◆ WHAT IS NEEDED: Every line with the word "Gérer" in it should be extracted from the data that follows.

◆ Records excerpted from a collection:
————
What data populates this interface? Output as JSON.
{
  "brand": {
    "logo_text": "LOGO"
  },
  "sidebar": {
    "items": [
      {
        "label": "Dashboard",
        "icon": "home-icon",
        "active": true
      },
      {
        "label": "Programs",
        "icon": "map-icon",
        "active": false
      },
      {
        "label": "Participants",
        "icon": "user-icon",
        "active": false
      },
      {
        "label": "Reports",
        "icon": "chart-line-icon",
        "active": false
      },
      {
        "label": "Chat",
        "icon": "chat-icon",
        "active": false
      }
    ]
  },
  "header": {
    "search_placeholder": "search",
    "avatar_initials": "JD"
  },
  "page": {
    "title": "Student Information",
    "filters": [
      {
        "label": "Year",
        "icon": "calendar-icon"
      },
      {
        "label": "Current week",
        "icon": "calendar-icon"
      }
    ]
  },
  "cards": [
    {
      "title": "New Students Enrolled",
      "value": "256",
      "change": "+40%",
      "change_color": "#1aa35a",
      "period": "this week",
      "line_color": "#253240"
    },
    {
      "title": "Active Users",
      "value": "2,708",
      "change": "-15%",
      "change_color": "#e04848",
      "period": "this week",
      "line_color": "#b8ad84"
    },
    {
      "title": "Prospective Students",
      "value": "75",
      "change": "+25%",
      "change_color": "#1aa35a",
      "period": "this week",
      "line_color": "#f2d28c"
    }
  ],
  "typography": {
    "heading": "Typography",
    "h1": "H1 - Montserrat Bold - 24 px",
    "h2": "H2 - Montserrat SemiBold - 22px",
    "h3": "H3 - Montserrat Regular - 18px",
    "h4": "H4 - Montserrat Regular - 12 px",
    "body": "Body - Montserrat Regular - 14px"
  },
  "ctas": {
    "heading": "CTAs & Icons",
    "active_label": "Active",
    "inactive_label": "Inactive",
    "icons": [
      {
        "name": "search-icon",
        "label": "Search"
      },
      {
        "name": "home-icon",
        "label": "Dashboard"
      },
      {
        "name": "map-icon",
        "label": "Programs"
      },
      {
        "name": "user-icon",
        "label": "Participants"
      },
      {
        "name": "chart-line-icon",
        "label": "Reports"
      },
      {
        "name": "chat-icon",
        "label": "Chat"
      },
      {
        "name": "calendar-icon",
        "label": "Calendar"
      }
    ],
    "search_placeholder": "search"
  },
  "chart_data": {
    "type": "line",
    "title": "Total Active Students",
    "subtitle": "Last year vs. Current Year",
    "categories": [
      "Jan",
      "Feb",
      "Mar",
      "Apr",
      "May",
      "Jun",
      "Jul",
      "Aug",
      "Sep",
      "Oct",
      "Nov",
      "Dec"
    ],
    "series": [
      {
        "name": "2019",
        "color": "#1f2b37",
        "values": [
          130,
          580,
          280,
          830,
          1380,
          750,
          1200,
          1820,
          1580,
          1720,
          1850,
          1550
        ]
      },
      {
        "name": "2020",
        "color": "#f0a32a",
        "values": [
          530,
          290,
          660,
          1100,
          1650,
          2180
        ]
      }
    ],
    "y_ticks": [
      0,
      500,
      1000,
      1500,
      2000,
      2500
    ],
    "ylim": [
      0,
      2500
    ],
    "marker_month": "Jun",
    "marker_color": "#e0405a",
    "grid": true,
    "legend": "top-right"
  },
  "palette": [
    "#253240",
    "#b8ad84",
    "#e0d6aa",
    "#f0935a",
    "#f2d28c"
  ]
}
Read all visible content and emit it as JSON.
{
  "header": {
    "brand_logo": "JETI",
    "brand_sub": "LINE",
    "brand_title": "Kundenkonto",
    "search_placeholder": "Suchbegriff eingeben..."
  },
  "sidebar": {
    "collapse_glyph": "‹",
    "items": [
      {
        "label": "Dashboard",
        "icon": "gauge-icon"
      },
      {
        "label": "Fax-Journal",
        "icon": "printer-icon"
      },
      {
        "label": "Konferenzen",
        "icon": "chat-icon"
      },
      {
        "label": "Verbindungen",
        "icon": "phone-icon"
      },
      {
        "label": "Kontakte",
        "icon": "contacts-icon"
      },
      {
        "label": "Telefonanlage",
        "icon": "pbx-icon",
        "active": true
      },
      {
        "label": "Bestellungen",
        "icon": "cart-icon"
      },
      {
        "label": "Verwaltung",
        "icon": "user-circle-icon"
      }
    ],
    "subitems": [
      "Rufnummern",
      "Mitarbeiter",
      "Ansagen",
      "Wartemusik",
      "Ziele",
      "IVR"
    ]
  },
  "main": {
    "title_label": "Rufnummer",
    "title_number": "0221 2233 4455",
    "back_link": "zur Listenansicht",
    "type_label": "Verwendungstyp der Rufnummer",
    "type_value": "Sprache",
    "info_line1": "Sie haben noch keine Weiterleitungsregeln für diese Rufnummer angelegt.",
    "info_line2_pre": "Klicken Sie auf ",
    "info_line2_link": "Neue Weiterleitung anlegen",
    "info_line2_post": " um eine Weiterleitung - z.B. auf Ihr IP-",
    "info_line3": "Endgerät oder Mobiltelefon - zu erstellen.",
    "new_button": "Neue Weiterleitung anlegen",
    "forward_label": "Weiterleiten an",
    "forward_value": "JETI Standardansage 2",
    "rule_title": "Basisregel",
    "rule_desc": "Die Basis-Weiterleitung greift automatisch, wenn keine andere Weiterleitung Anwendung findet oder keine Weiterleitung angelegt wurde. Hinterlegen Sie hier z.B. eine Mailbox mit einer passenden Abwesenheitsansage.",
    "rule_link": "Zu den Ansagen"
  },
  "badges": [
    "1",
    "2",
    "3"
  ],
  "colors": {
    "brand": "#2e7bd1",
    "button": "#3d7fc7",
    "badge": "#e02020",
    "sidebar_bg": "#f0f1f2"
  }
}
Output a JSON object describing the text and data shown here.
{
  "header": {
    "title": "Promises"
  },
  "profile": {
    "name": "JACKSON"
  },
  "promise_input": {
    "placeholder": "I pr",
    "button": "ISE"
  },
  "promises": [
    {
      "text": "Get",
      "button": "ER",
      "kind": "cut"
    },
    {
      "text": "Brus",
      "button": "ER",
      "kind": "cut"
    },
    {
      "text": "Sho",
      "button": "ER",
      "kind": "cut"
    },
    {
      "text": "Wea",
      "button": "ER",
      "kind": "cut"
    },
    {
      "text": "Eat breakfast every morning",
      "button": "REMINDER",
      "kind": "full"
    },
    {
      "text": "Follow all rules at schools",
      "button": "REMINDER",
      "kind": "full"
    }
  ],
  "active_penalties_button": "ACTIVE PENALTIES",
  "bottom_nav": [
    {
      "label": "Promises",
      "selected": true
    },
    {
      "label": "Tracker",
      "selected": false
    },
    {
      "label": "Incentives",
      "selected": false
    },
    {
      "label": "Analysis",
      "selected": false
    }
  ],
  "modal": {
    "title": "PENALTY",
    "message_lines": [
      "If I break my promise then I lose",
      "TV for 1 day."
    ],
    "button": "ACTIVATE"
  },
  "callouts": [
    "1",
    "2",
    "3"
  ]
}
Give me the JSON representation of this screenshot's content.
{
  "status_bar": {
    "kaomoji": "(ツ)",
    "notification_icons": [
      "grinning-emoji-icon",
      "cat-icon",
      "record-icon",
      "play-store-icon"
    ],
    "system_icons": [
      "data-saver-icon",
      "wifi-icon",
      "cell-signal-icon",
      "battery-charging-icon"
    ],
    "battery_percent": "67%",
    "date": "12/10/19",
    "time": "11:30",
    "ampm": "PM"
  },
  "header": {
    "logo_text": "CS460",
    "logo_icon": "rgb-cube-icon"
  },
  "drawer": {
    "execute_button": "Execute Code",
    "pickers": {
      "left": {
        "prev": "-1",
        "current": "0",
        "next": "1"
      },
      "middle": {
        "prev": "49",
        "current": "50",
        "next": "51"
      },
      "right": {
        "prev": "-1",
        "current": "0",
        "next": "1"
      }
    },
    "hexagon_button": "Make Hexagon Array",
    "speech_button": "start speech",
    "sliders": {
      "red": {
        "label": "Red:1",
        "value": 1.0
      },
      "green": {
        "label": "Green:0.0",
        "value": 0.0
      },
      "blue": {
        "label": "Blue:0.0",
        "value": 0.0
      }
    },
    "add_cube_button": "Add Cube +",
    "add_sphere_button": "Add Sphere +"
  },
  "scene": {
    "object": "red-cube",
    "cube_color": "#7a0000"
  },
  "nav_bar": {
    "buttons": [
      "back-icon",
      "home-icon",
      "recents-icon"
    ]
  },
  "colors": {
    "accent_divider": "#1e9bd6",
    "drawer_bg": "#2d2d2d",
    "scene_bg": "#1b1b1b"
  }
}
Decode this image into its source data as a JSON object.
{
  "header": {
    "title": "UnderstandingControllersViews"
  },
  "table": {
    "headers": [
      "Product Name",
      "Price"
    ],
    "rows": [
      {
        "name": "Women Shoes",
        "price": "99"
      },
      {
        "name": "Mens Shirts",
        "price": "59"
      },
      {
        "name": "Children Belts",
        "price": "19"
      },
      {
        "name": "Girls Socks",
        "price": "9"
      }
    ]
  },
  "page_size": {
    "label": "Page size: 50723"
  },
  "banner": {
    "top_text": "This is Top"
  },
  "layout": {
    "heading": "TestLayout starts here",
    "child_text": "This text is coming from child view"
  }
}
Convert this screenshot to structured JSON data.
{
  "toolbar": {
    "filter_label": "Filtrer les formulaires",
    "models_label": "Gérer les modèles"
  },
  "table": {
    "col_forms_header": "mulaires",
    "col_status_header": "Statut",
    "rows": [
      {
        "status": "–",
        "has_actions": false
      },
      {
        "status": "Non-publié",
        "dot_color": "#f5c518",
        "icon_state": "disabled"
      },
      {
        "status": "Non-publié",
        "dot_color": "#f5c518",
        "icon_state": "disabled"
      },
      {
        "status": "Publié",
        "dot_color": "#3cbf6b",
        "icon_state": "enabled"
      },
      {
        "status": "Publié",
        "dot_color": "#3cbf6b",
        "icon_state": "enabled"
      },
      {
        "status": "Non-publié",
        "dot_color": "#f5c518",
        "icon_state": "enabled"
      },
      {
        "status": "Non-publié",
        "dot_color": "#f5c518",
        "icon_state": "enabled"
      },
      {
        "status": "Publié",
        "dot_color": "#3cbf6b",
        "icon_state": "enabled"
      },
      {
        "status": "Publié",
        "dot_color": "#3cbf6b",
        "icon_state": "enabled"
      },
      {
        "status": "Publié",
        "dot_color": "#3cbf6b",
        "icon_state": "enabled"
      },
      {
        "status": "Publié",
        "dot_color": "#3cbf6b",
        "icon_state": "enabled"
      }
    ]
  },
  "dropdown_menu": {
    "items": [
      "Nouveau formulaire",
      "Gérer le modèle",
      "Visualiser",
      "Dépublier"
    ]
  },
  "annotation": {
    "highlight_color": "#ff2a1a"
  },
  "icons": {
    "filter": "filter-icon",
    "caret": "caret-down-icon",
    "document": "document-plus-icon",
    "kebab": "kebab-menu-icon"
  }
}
————
◆ OUTPUT OF THE TASK:
    "models_label": "Gérer les modèles"
      "Gérer le modèle",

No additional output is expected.